Input records:
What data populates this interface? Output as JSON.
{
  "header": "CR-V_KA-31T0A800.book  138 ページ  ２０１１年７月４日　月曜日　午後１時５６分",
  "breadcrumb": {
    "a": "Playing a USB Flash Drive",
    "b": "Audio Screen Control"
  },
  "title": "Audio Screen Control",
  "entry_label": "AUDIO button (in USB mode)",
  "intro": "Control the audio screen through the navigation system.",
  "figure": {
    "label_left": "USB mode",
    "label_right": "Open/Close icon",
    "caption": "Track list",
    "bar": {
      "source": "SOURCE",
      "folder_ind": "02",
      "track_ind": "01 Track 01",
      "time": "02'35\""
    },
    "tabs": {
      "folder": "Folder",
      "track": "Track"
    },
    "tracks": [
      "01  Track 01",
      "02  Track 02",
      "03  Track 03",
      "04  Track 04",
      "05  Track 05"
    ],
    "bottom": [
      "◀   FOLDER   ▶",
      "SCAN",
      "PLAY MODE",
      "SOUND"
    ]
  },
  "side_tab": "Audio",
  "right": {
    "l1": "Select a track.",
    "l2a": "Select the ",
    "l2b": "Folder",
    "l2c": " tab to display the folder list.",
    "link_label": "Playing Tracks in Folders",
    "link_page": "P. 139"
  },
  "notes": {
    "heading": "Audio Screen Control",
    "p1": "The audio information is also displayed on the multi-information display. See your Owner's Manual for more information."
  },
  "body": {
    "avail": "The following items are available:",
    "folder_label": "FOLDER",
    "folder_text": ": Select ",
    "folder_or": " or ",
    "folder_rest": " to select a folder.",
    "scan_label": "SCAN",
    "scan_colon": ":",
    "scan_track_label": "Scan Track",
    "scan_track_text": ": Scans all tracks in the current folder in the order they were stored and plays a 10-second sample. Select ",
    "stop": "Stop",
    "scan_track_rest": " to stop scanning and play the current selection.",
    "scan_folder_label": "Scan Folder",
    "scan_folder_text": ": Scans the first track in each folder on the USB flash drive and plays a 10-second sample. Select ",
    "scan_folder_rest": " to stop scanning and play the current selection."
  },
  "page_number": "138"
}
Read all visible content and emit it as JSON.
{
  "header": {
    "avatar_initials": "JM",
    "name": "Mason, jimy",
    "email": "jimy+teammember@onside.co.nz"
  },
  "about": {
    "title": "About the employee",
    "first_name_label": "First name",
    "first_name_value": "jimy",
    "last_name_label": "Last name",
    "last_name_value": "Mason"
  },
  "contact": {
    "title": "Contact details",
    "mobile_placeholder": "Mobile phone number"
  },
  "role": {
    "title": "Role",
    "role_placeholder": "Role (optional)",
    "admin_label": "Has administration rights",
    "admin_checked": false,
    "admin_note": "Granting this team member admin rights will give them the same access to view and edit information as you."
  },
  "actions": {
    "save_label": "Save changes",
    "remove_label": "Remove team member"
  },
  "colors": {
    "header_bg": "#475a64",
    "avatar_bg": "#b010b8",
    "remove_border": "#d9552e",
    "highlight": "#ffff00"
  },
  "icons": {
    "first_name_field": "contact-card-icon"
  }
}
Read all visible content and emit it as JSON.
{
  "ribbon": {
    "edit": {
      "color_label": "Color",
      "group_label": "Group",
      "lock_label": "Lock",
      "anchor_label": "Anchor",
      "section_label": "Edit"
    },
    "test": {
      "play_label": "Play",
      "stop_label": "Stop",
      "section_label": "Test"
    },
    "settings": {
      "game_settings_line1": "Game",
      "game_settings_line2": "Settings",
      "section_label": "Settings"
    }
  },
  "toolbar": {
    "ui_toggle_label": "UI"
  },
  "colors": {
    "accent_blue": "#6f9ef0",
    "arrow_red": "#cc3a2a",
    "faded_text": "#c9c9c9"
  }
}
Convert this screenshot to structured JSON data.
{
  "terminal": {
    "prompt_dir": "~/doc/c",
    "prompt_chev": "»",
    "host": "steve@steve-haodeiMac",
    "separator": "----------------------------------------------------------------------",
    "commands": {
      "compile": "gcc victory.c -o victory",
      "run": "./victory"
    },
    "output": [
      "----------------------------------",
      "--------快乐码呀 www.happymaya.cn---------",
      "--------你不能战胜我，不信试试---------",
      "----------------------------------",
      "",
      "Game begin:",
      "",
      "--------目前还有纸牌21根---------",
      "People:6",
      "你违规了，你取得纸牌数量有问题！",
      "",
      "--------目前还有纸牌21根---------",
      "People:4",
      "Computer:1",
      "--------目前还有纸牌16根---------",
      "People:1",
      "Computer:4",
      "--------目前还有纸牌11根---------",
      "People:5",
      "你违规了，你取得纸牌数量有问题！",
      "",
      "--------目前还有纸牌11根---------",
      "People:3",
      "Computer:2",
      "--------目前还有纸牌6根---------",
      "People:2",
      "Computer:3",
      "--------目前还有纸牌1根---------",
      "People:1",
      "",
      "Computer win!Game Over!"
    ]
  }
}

What you are asked to do:
Check every line of the material for the string "data" and give the number of lines that have it, without anything else.

Answer to this task:
2